- **GIVEN INFORMATION**
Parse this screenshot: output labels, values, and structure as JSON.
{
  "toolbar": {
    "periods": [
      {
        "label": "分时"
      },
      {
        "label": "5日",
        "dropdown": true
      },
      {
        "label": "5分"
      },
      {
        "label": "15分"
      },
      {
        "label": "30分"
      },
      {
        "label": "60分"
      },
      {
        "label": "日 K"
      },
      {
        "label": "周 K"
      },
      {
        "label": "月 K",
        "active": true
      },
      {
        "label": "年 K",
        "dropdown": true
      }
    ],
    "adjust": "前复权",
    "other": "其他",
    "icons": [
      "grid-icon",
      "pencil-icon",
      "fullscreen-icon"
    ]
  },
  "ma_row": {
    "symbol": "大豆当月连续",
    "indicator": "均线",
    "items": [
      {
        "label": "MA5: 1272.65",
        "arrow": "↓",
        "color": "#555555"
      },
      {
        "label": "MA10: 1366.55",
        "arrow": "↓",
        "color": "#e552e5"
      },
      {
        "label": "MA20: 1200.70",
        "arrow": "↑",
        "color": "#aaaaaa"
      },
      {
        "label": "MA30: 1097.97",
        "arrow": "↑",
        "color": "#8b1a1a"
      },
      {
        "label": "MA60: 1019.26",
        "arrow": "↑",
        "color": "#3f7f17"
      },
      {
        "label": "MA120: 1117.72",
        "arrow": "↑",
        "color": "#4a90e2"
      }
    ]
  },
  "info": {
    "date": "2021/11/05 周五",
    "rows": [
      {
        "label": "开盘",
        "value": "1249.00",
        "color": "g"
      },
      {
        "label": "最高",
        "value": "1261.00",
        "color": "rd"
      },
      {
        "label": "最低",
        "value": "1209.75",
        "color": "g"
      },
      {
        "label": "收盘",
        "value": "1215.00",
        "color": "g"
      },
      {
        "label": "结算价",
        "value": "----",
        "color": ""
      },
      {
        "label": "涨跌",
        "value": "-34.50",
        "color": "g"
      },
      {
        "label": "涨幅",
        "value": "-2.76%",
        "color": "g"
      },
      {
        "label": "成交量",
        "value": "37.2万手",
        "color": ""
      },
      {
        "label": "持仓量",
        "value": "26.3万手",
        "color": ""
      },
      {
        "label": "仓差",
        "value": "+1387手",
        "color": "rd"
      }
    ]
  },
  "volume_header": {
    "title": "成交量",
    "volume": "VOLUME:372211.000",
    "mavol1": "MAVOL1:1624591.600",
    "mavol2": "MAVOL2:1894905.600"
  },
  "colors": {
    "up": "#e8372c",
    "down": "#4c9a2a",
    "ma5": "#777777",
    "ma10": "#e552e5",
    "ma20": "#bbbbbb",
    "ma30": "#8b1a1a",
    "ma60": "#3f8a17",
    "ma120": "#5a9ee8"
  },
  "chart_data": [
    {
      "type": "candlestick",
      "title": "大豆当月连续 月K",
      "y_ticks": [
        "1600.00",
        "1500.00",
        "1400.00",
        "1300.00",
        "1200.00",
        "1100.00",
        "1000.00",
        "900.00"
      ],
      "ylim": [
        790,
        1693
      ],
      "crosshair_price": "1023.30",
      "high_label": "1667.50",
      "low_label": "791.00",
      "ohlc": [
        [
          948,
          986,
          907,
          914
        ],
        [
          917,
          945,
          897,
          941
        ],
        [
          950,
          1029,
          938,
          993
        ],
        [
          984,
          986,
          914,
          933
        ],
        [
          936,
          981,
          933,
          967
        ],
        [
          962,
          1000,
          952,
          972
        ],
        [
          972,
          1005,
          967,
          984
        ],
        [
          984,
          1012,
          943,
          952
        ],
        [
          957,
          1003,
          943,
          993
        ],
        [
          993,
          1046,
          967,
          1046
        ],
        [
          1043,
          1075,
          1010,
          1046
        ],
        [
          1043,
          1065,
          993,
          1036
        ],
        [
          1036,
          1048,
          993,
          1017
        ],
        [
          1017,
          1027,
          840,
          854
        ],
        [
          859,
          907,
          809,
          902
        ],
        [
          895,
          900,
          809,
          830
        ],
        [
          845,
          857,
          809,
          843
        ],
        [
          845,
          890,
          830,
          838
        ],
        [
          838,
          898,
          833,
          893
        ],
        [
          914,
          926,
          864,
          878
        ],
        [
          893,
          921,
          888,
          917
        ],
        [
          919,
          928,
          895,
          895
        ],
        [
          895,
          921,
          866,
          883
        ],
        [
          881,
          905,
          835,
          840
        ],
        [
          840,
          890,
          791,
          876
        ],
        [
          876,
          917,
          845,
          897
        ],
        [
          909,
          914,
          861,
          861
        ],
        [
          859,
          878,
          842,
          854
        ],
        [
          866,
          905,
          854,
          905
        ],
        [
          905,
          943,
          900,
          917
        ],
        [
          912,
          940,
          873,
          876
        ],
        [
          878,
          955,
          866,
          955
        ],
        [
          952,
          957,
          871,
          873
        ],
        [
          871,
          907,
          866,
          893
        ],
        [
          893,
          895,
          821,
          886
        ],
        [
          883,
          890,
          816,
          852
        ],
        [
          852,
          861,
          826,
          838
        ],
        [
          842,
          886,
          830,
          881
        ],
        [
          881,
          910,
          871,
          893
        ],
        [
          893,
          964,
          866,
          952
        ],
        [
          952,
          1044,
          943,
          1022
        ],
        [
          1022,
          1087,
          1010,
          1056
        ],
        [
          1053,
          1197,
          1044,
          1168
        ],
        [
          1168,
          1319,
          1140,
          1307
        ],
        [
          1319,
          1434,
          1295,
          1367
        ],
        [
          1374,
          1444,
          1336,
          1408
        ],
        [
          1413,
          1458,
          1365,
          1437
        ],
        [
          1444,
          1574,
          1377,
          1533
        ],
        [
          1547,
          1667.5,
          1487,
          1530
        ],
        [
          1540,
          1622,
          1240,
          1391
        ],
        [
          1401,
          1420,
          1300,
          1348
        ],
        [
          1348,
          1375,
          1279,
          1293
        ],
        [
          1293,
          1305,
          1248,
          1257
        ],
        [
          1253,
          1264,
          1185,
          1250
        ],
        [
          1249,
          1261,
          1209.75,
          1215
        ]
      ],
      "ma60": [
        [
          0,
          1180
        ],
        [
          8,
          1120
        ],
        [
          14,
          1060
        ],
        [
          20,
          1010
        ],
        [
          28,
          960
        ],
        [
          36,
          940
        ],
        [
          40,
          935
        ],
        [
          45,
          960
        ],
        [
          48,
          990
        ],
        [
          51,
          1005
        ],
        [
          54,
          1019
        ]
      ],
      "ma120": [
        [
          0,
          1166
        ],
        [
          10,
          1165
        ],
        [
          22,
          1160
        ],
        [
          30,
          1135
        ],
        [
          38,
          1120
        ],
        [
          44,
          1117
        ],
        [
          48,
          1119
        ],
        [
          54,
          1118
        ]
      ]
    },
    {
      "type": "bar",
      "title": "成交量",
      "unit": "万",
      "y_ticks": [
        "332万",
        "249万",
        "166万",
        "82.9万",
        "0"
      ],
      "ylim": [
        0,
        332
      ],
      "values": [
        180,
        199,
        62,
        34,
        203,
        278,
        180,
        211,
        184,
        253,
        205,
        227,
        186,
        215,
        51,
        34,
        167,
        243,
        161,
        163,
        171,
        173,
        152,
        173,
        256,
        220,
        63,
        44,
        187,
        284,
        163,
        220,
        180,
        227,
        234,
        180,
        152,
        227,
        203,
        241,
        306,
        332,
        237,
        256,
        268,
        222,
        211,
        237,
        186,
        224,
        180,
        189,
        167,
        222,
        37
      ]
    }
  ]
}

- **TASK GOAL**
Repeat the whole listing exactly, keeping every line intact.

- **EXERCISE SOLUTION**
Parse this screenshot: output labels, values, and structure as JSON.
{
  "toolbar": {
    "periods": [
      {
        "label": "分时"
      },
      {
        "label": "5日",
        "dropdown": true
      },
      {
        "label": "5分"
      },
      {
        "label": "15分"
      },
      {
        "label": "30分"
      },
      {
        "label": "60分"
      },
      {
        "label": "日 K"
      },
      {
        "label": "周 K"
      },
      {
        "label": "月 K",
        "active": true
      },
      {
        "label": "年 K",
        "dropdown": true
      }
    ],
    "adjust": "前复权",
    "other": "其他",
    "icons": [
      "grid-icon",
      "pencil-icon",
      "fullscreen-icon"
    ]
  },
  "ma_row": {
    "symbol": "大豆当月连续",
    "indicator": "均线",
    "items": [
      {
        "label": "MA5: 1272.65",
        "arrow": "↓",
        "color": "#555555"
      },
      {
        "label": "MA10: 1366.55",
        "arrow": "↓",
        "color": "#e552e5"
      },
      {
        "label": "MA20: 1200.70",
        "arrow": "↑",
        "color": "#aaaaaa"
      },
      {
        "label": "MA30: 1097.97",
        "arrow": "↑",
        "color": "#8b1a1a"
      },
      {
        "label": "MA60: 1019.26",
        "arrow": "↑",
        "color": "#3f7f17"
      },
      {
        "label": "MA120: 1117.72",
        "arrow": "↑",
        "color": "#4a90e2"
      }
    ]
  },
  "info": {
    "date": "2021/11/05 周五",
    "rows": [
      {
        "label": "开盘",
        "value": "1249.00",
        "color": "g"
      },
      {
        "label": "最高",
        "value": "1261.00",
        "color": "rd"
      },
      {
        "label": "最低",
        "value": "1209.75",
        "color": "g"
      },
      {
        "label": "收盘",
        "value": "1215.00",
        "color": "g"
      },
      {
        "label": "结算价",
        "value": "----",
        "color": ""
      },
      {
        "label": "涨跌",
        "value": "-34.50",
        "color": "g"
      },
      {
        "label": "涨幅",
        "value": "-2.76%",
        "color": "g"
      },
      {
        "label": "成交量",
        "value": "37.2万手",
        "color": ""
      },
      {
        "label": "持仓量",
        "value": "26.3万手",
        "color": ""
      },
      {
        "label": "仓差",
        "value": "+1387手",
        "color": "rd"
      }
    ]
  },
  "volume_header": {
    "title": "成交量",
    "volume": "VOLUME:372211.000",
    "mavol1": "MAVOL1:1624591.600",
    "mavol2": "MAVOL2:1894905.600"
  },
  "colors": {
    "up": "#e8372c",
    "down": "#4c9a2a",
    "ma5": "#777777",
    "ma10": "#e552e5",
    "ma20": "#bbbbbb",
    "ma30": "#8b1a1a",
    "ma60": "#3f8a17",
    "ma120": "#5a9ee8"
  },
  "chart_data": [
    {
      "type": "candlestick",
      "title": "大豆当月连续 月K",
      "y_ticks": [
        "1600.00",
        "1500.00",
        "1400.00",
        "1300.00",
        "1200.00",
        "1100.00",
        "1000.00",
        "900.00"
      ],
      "ylim": [
        790,
        1693
      ],
      "crosshair_price": "1023.30",
      "high_label": "1667.50",
      "low_label": "791.00",
      "ohlc": [
        [
          948,
          986,
          907,
          914
        ],
        [
          917,
          945,
          897,
          941
        ],
        [
          950,
          1029,
          938,
          993
        ],
        [
          984,
          986,
          914,
          933
        ],
        [
          936,
          981,
          933,
          967
        ],
        [
          962,
          1000,
          952,
          972
        ],
        [
          972,
          1005,
          967,
          984
        ],
        [
          984,
          1012,
          943,
          952
        ],
        [
          957,
          1003,
          943,
          993
        ],
        [
          993,
          1046,
          967,
          1046
        ],
        [
          1043,
          1075,
          1010,
          1046
        ],
        [
          1043,
          1065,
          993,
          1036
        ],
        [
          1036,
          1048,
          993,
          1017
        ],
        [
          1017,
          1027,
          840,
          854
        ],
        [
          859,
          907,
          809,
          902
        ],
        [
          895,
          900,
          809,
          830
        ],
        [
          845,
          857,
          809,
          843
        ],
        [
          845,
          890,
          830,
          838
        ],
        [
          838,
          898,
          833,
          893
        ],
        [
          914,
          926,
          864,
          878
        ],
        [
          893,
          921,
          888,
          917
        ],
        [
          919,
          928,
          895,
          895
        ],
        [
          895,
          921,
          866,
          883
        ],
        [
          881,
          905,
          835,
          840
        ],
        [
          840,
          890,
          791,
          876
        ],
        [
          876,
          917,
          845,
          897
        ],
        [
          909,
          914,
          861,
          861
        ],
        [
          859,
          878,
          842,
          854
        ],
        [
          866,
          905,
          854,
          905
        ],
        [
          905,
          943,
          900,
          917
        ],
        [
          912,
          940,
          873,
          876
        ],
        [
          878,
          955,
          866,
          955
        ],
        [
          952,
          957,
          871,
          873
        ],
        [
          871,
          907,
          866,
          893
        ],
        [
          893,
          895,
          821,
          886
        ],
        [
          883,
          890,
          816,
          852
        ],
        [
          852,
          861,
          826,
          838
        ],
        [
          842,
          886,
          830,
          881
        ],
        [
          881,
          910,
          871,
          893
        ],
        [
          893,
          964,
          866,
          952
        ],
        [
          952,
          1044,
          943,
          1022
        ],
        [
          1022,
          1087,
          1010,
          1056
        ],
        [
          1053,
          1197,
          1044,
          1168
        ],
        [
          1168,
          1319,
          1140,
          1307
        ],
        [
          1319,
          1434,
          1295,
          1367
        ],
        [
          1374,
          1444,
          1336,
          1408
        ],
        [
          1413,
          1458,
          1365,
          1437
        ],
        [
          1444,
          1574,
          1377,
          1533
        ],
        [
          1547,
          1667.5,
          1487,
          1530
        ],
        [
          1540,
          1622,
          1240,
          1391
        ],
        [
          1401,
          1420,
          1300,
          1348
        ],
        [
          1348,
          1375,
          1279,
          1293
        ],
        [
          1293,
          1305,
          1248,
          1257
        ],
        [
          1253,
          1264,
          1185,
          1250
        ],
        [
          1249,
          1261,
          1209.75,
          1215
        ]
      ],
      "ma60": [
        [
          0,
          1180
        ],
        [
          8,
          1120
        ],
        [
          14,
          1060
        ],
        [
          20,
          1010
        ],
        [
          28,
          960
        ],
        [
          36,
          940
        ],
        [
          40,
          935
        ],
        [
          45,
          960
        ],
        [
          48,
          990
        ],
        [
          51,
          1005
        ],
        [
          54,
          1019
        ]
      ],
      "ma120": [
        [
          0,
          1166
        ],
        [
          10,
          1165
        ],
        [
          22,
          1160
        ],
        [
          30,
          1135
        ],
        [
          38,
          1120
        ],
        [
          44,
          1117
        ],
        [
          48,
          1119
        ],
        [
          54,
          1118
        ]
      ]
    },
    {
      "type": "bar",
      "title": "成交量",
      "unit": "万",
      "y_ticks": [
        "332万",
        "249万",
        "166万",
        "82.9万",
        "0"
      ],
      "ylim": [
        0,
        332
      ],
      "values": [
        180,
        199,
        62,
        34,
        203,
        278,
        180,
        211,
        184,
        253,
        205,
        227,
        186,
        215,
        51,
        34,
        167,
        243,
        161,
        163,
        171,
        173,
        152,
        173,
        256,
        220,
        63,
        44,
        187,
        284,
        163,
        220,
        180,
        227,
        234,
        180,
        152,
        227,
        203,
        241,
        306,
        332,
        237,
        256,
        268,
        222,
        211,
        237,
        186,
        224,
        180,
        189,
        167,
        222,
        37
      ]
    }
  ]
}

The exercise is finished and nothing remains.